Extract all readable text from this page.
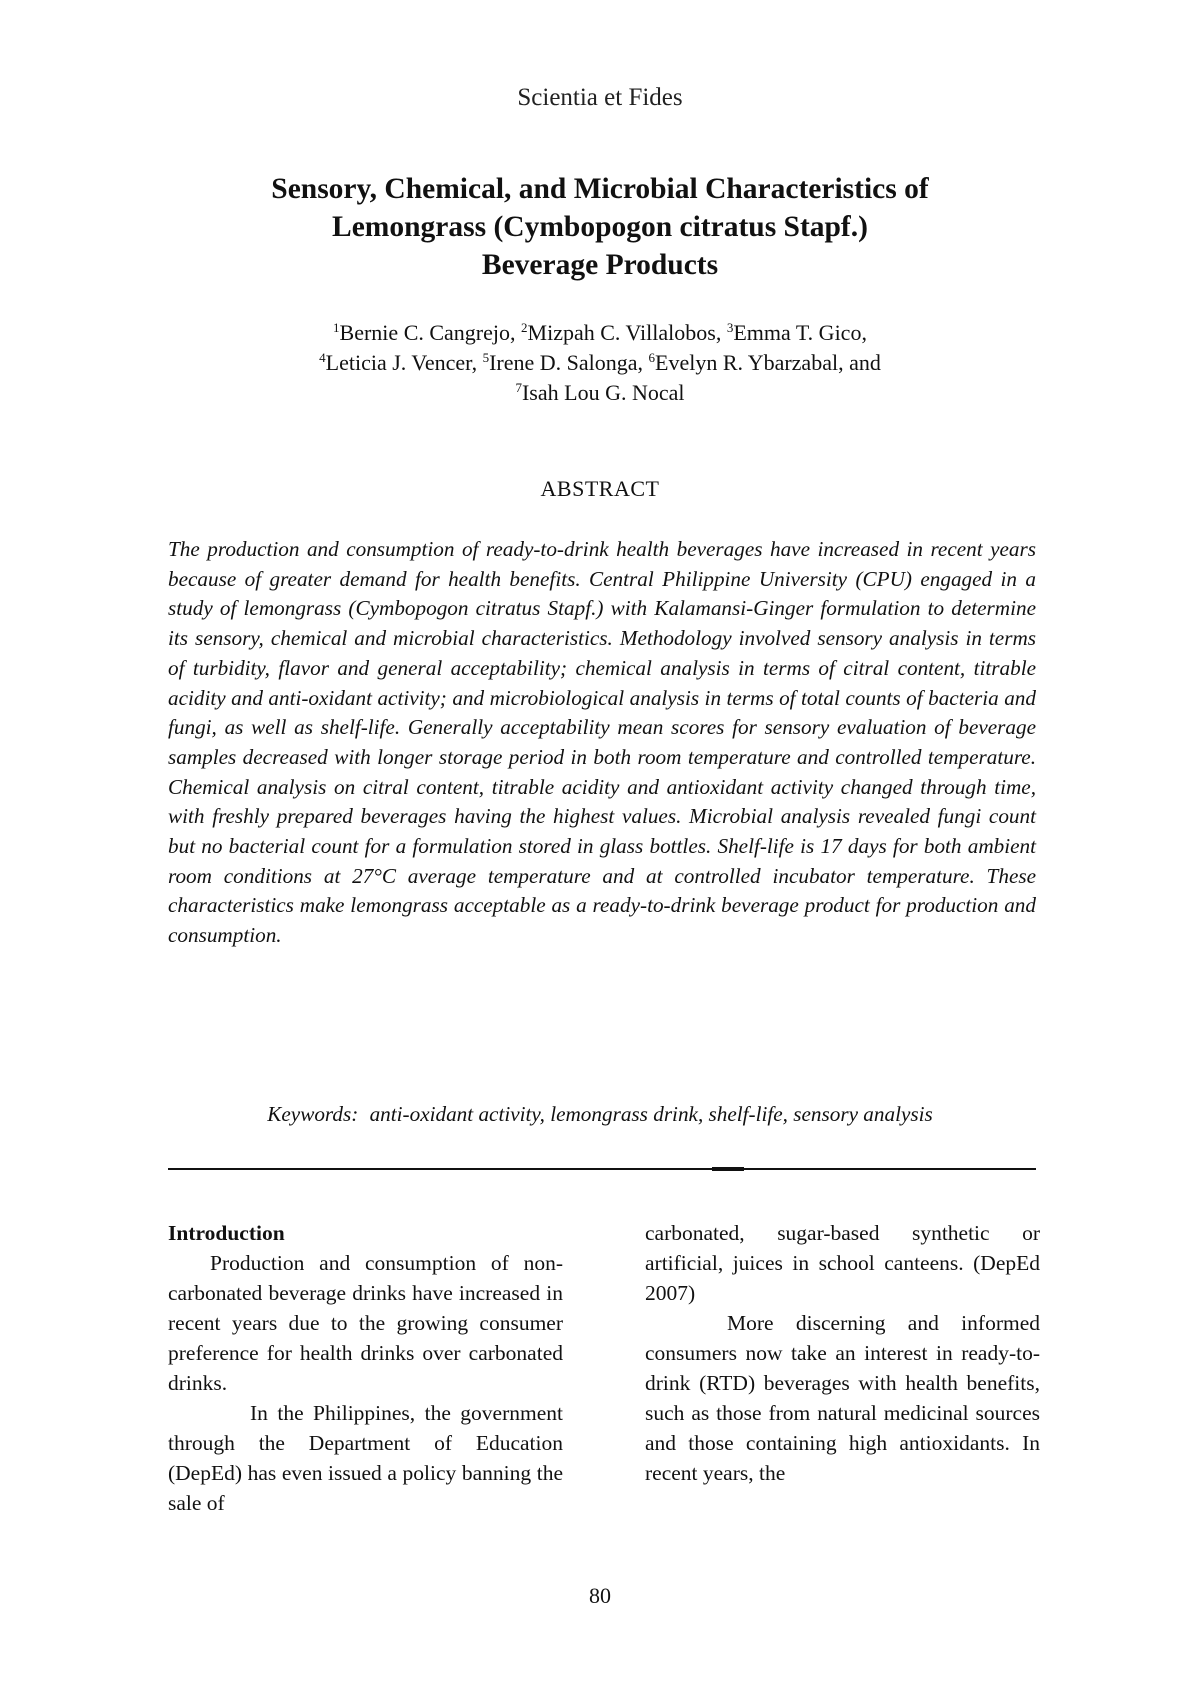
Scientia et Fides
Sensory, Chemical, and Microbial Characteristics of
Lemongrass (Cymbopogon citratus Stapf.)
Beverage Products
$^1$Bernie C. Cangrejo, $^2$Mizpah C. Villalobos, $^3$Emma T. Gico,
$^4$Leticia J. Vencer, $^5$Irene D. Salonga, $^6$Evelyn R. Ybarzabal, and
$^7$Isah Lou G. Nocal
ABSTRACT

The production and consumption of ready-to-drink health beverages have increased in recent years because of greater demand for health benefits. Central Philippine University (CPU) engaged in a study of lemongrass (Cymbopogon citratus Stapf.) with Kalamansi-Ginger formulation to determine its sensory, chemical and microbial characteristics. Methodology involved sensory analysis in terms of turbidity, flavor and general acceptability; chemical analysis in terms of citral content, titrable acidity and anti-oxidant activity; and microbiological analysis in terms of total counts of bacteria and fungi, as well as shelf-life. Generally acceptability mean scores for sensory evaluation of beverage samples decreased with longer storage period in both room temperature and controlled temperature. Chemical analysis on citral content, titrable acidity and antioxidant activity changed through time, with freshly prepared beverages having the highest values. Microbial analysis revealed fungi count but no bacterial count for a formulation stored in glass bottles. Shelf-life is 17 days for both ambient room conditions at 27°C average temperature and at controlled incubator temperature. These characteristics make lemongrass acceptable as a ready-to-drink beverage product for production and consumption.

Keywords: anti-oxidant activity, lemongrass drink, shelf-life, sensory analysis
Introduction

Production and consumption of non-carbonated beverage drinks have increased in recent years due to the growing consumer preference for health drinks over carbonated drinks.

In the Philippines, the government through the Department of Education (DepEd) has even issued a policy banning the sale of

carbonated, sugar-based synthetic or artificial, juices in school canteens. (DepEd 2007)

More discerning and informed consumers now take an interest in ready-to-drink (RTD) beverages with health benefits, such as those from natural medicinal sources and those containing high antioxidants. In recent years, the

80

================

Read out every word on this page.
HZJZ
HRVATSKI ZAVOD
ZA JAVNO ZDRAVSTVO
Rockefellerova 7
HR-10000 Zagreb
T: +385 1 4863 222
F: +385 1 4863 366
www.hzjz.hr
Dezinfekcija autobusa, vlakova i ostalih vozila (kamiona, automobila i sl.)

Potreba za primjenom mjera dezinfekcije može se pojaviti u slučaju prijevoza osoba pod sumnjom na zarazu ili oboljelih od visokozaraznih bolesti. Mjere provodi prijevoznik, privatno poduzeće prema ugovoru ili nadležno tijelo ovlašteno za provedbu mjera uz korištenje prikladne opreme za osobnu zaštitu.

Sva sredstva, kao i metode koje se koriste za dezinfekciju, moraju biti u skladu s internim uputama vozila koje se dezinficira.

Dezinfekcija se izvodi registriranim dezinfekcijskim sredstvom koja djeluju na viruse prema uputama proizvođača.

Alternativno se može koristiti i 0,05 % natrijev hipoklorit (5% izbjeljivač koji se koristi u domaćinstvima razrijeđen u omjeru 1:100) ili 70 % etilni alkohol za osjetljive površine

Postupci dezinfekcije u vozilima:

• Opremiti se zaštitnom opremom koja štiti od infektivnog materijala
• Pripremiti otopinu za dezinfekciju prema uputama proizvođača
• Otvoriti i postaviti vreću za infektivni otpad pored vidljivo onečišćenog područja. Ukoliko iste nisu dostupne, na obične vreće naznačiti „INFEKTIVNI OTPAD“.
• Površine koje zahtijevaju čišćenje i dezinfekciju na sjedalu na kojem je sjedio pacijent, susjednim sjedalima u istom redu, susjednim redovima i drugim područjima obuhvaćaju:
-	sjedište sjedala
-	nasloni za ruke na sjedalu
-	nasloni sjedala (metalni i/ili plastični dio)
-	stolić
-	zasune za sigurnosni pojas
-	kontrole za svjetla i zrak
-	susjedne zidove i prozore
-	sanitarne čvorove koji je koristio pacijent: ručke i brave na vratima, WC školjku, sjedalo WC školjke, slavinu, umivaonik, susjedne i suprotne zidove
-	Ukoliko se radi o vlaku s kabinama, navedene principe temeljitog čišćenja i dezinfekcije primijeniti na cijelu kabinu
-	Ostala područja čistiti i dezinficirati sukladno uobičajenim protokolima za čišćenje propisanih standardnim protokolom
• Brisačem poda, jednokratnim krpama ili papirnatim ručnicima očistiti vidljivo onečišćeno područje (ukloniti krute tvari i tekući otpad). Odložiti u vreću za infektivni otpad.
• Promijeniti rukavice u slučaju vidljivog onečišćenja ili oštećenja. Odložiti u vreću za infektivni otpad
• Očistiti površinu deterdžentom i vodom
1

================

◆ **What you need to do**
Your answer must be a single number: the count of lines in the records that hold the word "koja".

◆ **Task result**
2